- PROBLEM DETAILS -
Carry none of the pictures over; write out the complete data exactly.

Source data
— begin —

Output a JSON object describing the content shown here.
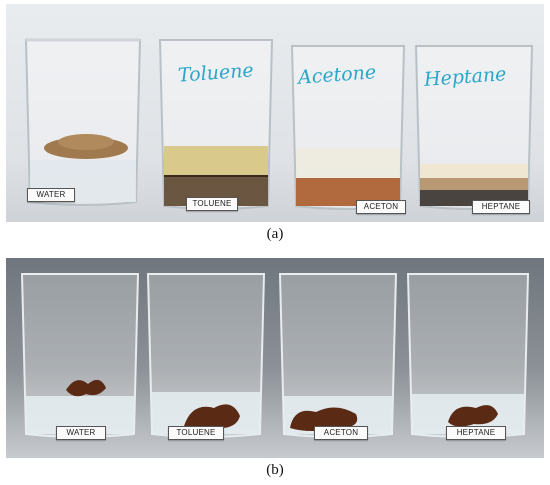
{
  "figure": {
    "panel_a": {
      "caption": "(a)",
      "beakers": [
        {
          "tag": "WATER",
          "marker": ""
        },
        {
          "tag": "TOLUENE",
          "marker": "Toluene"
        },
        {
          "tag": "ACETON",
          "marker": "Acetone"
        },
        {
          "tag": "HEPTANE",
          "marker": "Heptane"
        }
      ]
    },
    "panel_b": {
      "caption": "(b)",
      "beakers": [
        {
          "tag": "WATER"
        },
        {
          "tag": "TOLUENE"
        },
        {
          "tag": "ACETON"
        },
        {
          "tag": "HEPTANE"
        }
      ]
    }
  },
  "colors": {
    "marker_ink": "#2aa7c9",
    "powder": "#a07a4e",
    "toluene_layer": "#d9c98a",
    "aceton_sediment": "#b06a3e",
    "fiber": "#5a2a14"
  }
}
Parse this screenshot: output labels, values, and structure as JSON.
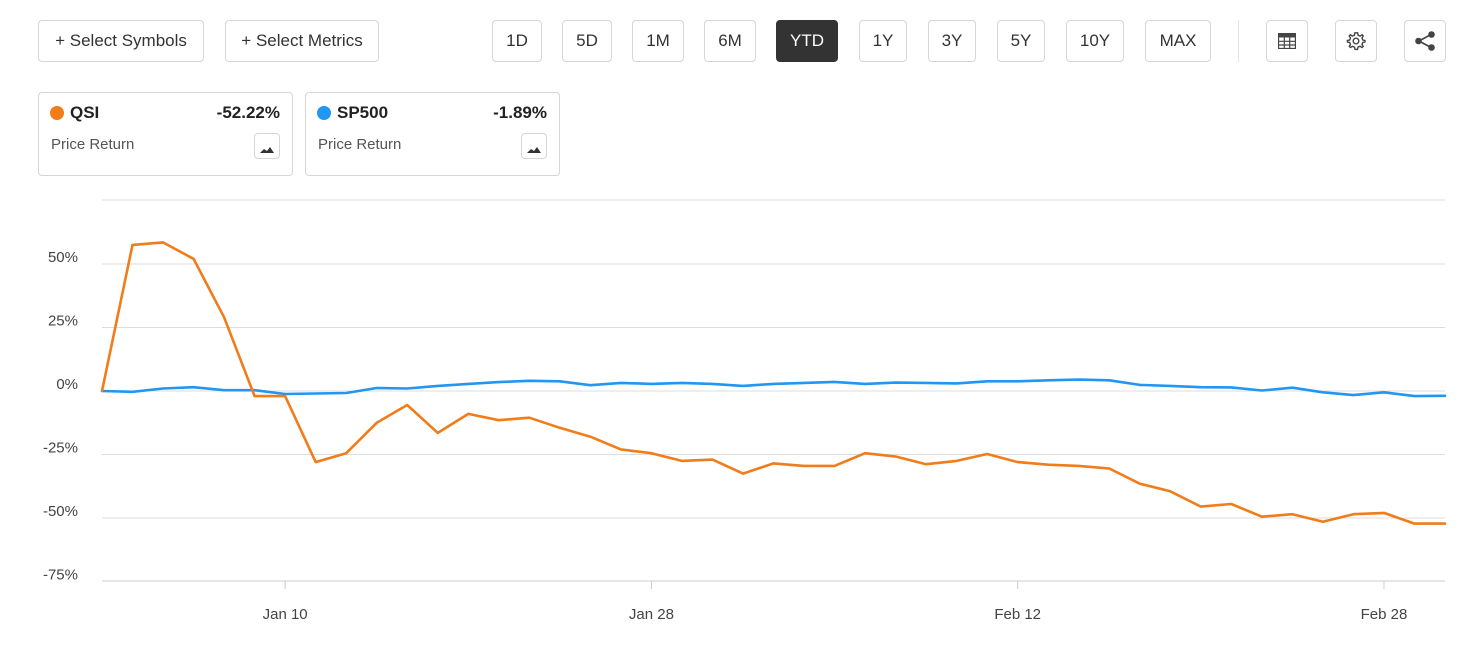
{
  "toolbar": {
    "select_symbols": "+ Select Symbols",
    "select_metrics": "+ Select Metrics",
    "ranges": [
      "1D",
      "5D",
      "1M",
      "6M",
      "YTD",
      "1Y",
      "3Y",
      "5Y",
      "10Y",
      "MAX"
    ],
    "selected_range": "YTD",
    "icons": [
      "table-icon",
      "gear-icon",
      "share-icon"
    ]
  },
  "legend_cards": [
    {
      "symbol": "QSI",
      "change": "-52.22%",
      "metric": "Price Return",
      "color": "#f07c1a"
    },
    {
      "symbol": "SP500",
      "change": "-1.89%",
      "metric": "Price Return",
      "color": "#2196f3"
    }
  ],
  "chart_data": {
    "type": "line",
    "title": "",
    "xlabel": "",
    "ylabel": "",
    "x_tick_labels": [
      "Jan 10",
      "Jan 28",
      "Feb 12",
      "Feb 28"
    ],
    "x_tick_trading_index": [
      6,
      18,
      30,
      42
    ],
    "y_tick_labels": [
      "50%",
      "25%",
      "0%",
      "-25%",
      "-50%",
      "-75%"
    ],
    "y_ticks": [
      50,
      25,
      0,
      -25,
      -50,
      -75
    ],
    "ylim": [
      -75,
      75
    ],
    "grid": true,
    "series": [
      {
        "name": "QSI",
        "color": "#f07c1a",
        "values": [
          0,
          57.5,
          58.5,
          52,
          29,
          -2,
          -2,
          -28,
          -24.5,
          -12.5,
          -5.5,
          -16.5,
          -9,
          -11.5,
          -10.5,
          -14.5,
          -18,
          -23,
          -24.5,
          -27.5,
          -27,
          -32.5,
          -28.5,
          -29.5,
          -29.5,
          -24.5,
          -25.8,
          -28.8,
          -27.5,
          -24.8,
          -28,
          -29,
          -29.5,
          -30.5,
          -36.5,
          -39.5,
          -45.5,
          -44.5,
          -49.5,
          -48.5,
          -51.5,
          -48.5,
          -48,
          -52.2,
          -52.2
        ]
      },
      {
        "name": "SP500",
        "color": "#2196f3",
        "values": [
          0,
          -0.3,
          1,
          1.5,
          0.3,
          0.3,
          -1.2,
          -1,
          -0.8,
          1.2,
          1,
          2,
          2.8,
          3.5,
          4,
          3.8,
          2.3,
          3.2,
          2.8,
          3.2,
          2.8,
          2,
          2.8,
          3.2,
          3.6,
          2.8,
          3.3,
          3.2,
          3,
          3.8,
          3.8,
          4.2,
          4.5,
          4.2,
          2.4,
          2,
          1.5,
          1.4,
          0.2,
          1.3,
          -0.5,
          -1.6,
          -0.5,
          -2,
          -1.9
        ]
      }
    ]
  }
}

— end —

- THE SOLUTION -
Output a JSON object describing the content shown here.
{
  "figure": {
    "panel_a": {
      "caption": "(a)",
      "beakers": [
        {
          "tag": "WATER",
          "marker": ""
        },
        {
          "tag": "TOLUENE",
          "marker": "Toluene"
        },
        {
          "tag": "ACETON",
          "marker": "Acetone"
        },
        {
          "tag": "HEPTANE",
          "marker": "Heptane"
        }
      ]
    },
    "panel_b": {
      "caption": "(b)",
      "beakers": [
        {
          "tag": "WATER"
        },
        {
          "tag": "TOLUENE"
        },
        {
          "tag": "ACETON"
        },
        {
          "tag": "HEPTANE"
        }
      ]
    }
  },
  "colors": {
    "marker_ink": "#2aa7c9",
    "powder": "#a07a4e",
    "toluene_layer": "#d9c98a",
    "aceton_sediment": "#b06a3e",
    "fiber": "#5a2a14"
  }
}
Parse this screenshot: output labels, values, and structure as JSON.
{
  "toolbar": {
    "select_symbols": "+ Select Symbols",
    "select_metrics": "+ Select Metrics",
    "ranges": [
      "1D",
      "5D",
      "1M",
      "6M",
      "YTD",
      "1Y",
      "3Y",
      "5Y",
      "10Y",
      "MAX"
    ],
    "selected_range": "YTD",
    "icons": [
      "table-icon",
      "gear-icon",
      "share-icon"
    ]
  },
  "legend_cards": [
    {
      "symbol": "QSI",
      "change": "-52.22%",
      "metric": "Price Return",
      "color": "#f07c1a"
    },
    {
      "symbol": "SP500",
      "change": "-1.89%",
      "metric": "Price Return",
      "color": "#2196f3"
    }
  ],
  "chart_data": {
    "type": "line",
    "title": "",
    "xlabel": "",
    "ylabel": "",
    "x_tick_labels": [
      "Jan 10",
      "Jan 28",
      "Feb 12",
      "Feb 28"
    ],
    "x_tick_trading_index": [
      6,
      18,
      30,
      42
    ],
    "y_tick_labels": [
      "50%",
      "25%",
      "0%",
      "-25%",
      "-50%",
      "-75%"
    ],
    "y_ticks": [
      50,
      25,
      0,
      -25,
      -50,
      -75
    ],
    "ylim": [
      -75,
      75
    ],
    "grid": true,
    "series": [
      {
        "name": "QSI",
        "color": "#f07c1a",
        "values": [
          0,
          57.5,
          58.5,
          52,
          29,
          -2,
          -2,
          -28,
          -24.5,
          -12.5,
          -5.5,
          -16.5,
          -9,
          -11.5,
          -10.5,
          -14.5,
          -18,
          -23,
          -24.5,
          -27.5,
          -27,
          -32.5,
          -28.5,
          -29.5,
          -29.5,
          -24.5,
          -25.8,
          -28.8,
          -27.5,
          -24.8,
          -28,
          -29,
          -29.5,
          -30.5,
          -36.5,
          -39.5,
          -45.5,
          -44.5,
          -49.5,
          -48.5,
          -51.5,
          -48.5,
          -48,
          -52.2,
          -52.2
        ]
      },
      {
        "name": "SP500",
        "color": "#2196f3",
        "values": [
          0,
          -0.3,
          1,
          1.5,
          0.3,
          0.3,
          -1.2,
          -1,
          -0.8,
          1.2,
          1,
          2,
          2.8,
          3.5,
          4,
          3.8,
          2.3,
          3.2,
          2.8,
          3.2,
          2.8,
          2,
          2.8,
          3.2,
          3.6,
          2.8,
          3.3,
          3.2,
          3,
          3.8,
          3.8,
          4.2,
          4.5,
          4.2,
          2.4,
          2,
          1.5,
          1.4,
          0.2,
          1.3,
          -0.5,
          -1.6,
          -0.5,
          -2,
          -1.9
        ]
      }
    ]
  }
}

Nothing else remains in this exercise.